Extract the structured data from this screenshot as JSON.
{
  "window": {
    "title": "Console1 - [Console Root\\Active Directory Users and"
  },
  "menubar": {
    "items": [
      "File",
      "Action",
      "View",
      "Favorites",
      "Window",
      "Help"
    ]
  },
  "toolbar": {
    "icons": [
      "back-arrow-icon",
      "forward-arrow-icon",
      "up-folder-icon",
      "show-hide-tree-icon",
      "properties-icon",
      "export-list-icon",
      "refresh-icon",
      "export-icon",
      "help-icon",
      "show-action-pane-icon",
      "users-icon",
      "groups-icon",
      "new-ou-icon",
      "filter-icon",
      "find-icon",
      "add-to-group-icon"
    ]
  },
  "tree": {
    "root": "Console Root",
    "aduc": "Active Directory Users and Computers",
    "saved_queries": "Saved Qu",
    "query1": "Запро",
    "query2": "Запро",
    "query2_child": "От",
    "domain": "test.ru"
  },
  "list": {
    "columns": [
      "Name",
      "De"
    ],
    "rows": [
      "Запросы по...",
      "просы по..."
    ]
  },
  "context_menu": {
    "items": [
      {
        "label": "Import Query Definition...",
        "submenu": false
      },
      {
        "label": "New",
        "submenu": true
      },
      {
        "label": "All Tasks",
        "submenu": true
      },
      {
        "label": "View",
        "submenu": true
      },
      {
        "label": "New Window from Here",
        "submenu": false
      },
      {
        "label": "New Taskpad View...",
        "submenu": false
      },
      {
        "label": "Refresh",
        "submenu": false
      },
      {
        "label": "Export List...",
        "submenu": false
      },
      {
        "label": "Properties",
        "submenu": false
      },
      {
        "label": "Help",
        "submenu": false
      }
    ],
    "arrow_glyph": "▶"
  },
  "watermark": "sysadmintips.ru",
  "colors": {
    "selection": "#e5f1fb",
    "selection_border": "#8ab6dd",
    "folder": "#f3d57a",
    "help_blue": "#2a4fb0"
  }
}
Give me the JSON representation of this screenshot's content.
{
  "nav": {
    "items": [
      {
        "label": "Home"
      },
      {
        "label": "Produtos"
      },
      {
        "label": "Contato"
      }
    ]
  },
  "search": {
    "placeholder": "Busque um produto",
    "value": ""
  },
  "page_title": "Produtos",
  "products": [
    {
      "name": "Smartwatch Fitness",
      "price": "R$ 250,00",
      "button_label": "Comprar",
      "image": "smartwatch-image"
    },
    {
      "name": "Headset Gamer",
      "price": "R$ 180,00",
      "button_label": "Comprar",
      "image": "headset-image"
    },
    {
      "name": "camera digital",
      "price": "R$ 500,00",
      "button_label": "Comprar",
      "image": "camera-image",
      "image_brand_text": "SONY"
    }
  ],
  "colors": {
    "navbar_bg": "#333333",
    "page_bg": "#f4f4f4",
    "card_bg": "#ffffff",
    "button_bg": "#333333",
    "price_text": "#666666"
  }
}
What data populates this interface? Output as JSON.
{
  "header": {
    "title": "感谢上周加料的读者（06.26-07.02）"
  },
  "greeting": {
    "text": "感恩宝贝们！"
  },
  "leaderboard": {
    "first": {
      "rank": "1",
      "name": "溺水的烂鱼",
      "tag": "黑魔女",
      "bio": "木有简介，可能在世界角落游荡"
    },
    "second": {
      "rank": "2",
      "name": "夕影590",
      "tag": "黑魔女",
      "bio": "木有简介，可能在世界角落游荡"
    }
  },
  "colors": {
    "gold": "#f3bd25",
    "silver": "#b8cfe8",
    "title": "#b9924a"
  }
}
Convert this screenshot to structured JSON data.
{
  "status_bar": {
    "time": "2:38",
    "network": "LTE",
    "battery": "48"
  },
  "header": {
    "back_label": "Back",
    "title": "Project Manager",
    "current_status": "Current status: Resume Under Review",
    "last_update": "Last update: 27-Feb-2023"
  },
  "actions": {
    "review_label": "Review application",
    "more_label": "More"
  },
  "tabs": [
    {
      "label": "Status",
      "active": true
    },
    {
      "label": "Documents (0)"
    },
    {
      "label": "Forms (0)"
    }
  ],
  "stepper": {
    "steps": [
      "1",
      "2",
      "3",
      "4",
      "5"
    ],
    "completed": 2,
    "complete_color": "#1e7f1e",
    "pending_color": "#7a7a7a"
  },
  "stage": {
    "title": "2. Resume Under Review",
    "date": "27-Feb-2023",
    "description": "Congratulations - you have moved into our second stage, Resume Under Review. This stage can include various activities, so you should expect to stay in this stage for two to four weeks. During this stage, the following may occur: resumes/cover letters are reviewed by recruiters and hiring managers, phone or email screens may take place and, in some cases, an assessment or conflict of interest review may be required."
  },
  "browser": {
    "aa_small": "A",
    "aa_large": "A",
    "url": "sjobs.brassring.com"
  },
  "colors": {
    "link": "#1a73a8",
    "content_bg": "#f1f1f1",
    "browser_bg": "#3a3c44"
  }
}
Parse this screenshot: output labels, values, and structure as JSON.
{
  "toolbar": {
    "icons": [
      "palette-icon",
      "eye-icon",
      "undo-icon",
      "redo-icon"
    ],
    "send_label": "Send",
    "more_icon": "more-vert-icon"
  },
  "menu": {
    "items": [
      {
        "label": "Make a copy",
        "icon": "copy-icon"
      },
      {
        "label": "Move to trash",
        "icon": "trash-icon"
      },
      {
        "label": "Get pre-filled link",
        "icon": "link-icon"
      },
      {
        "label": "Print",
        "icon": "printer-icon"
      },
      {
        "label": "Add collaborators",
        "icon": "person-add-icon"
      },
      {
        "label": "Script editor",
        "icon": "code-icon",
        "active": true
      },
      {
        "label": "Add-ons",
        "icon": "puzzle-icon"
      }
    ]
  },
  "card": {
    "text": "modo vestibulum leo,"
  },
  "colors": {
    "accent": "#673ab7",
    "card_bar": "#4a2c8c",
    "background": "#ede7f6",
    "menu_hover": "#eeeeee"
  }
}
============
Task directions:
Print the material above once more, exactly.

Final result:
Extract the structured data from this screenshot as JSON.
{
  "window": {
    "title": "Console1 - [Console Root\\Active Directory Users and"
  },
  "menubar": {
    "items": [
      "File",
      "Action",
      "View",
      "Favorites",
      "Window",
      "Help"
    ]
  },
  "toolbar": {
    "icons": [
      "back-arrow-icon",
      "forward-arrow-icon",
      "up-folder-icon",
      "show-hide-tree-icon",
      "properties-icon",
      "export-list-icon",
      "refresh-icon",
      "export-icon",
      "help-icon",
      "show-action-pane-icon",
      "users-icon",
      "groups-icon",
      "new-ou-icon",
      "filter-icon",
      "find-icon",
      "add-to-group-icon"
    ]
  },
  "tree": {
    "root": "Console Root",
    "aduc": "Active Directory Users and Computers",
    "saved_queries": "Saved Qu",
    "query1": "Запро",
    "query2": "Запро",
    "query2_child": "От",
    "domain": "test.ru"
  },
  "list": {
    "columns": [
      "Name",
      "De"
    ],
    "rows": [
      "Запросы по...",
      "просы по..."
    ]
  },
  "context_menu": {
    "items": [
      {
        "label": "Import Query Definition...",
        "submenu": false
      },
      {
        "label": "New",
        "submenu": true
      },
      {
        "label": "All Tasks",
        "submenu": true
      },
      {
        "label": "View",
        "submenu": true
      },
      {
        "label": "New Window from Here",
        "submenu": false
      },
      {
        "label": "New Taskpad View...",
        "submenu": false
      },
      {
        "label": "Refresh",
        "submenu": false
      },
      {
        "label": "Export List...",
        "submenu": false
      },
      {
        "label": "Properties",
        "submenu": false
      },
      {
        "label": "Help",
        "submenu": false
      }
    ],
    "arrow_glyph": "▶"
  },
  "watermark": "sysadmintips.ru",
  "colors": {
    "selection": "#e5f1fb",
    "selection_border": "#8ab6dd",
    "folder": "#f3d57a",
    "help_blue": "#2a4fb0"
  }
}
Give me the JSON representation of this screenshot's content.
{
  "nav": {
    "items": [
      {
        "label": "Home"
      },
      {
        "label": "Produtos"
      },
      {
        "label": "Contato"
      }
    ]
  },
  "search": {
    "placeholder": "Busque um produto",
    "value": ""
  },
  "page_title": "Produtos",
  "products": [
    {
      "name": "Smartwatch Fitness",
      "price": "R$ 250,00",
      "button_label": "Comprar",
      "image": "smartwatch-image"
    },
    {
      "name": "Headset Gamer",
      "price": "R$ 180,00",
      "button_label": "Comprar",
      "image": "headset-image"
    },
    {
      "name": "camera digital",
      "price": "R$ 500,00",
      "button_label": "Comprar",
      "image": "camera-image",
      "image_brand_text": "SONY"
    }
  ],
  "colors": {
    "navbar_bg": "#333333",
    "page_bg": "#f4f4f4",
    "card_bg": "#ffffff",
    "button_bg": "#333333",
    "price_text": "#666666"
  }
}
What data populates this interface? Output as JSON.
{
  "header": {
    "title": "感谢上周加料的读者（06.26-07.02）"
  },
  "greeting": {
    "text": "感恩宝贝们！"
  },
  "leaderboard": {
    "first": {
      "rank": "1",
      "name": "溺水的烂鱼",
      "tag": "黑魔女",
      "bio": "木有简介，可能在世界角落游荡"
    },
    "second": {
      "rank": "2",
      "name": "夕影590",
      "tag": "黑魔女",
      "bio": "木有简介，可能在世界角落游荡"
    }
  },
  "colors": {
    "gold": "#f3bd25",
    "silver": "#b8cfe8",
    "title": "#b9924a"
  }
}
Convert this screenshot to structured JSON data.
{
  "status_bar": {
    "time": "2:38",
    "network": "LTE",
    "battery": "48"
  },
  "header": {
    "back_label": "Back",
    "title": "Project Manager",
    "current_status": "Current status: Resume Under Review",
    "last_update": "Last update: 27-Feb-2023"
  },
  "actions": {
    "review_label": "Review application",
    "more_label": "More"
  },
  "tabs": [
    {
      "label": "Status",
      "active": true
    },
    {
      "label": "Documents (0)"
    },
    {
      "label": "Forms (0)"
    }
  ],
  "stepper": {
    "steps": [
      "1",
      "2",
      "3",
      "4",
      "5"
    ],
    "completed": 2,
    "complete_color": "#1e7f1e",
    "pending_color": "#7a7a7a"
  },
  "stage": {
    "title": "2. Resume Under Review",
    "date": "27-Feb-2023",
    "description": "Congratulations - you have moved into our second stage, Resume Under Review. This stage can include various activities, so you should expect to stay in this stage for two to four weeks. During this stage, the following may occur: resumes/cover letters are reviewed by recruiters and hiring managers, phone or email screens may take place and, in some cases, an assessment or conflict of interest review may be required."
  },
  "browser": {
    "aa_small": "A",
    "aa_large": "A",
    "url": "sjobs.brassring.com"
  },
  "colors": {
    "link": "#1a73a8",
    "content_bg": "#f1f1f1",
    "browser_bg": "#3a3c44"
  }
}
Parse this screenshot: output labels, values, and structure as JSON.
{
  "toolbar": {
    "icons": [
      "palette-icon",
      "eye-icon",
      "undo-icon",
      "redo-icon"
    ],
    "send_label": "Send",
    "more_icon": "more-vert-icon"
  },
  "menu": {
    "items": [
      {
        "label": "Make a copy",
        "icon": "copy-icon"
      },
      {
        "label": "Move to trash",
        "icon": "trash-icon"
      },
      {
        "label": "Get pre-filled link",
        "icon": "link-icon"
      },
      {
        "label": "Print",
        "icon": "printer-icon"
      },
      {
        "label": "Add collaborators",
        "icon": "person-add-icon"
      },
      {
        "label": "Script editor",
        "icon": "code-icon",
        "active": true
      },
      {
        "label": "Add-ons",
        "icon": "puzzle-icon"
      }
    ]
  },
  "card": {
    "text": "modo vestibulum leo,"
  },
  "colors": {
    "accent": "#673ab7",
    "card_bar": "#4a2c8c",
    "background": "#ede7f6",
    "menu_hover": "#eeeeee"
  }
}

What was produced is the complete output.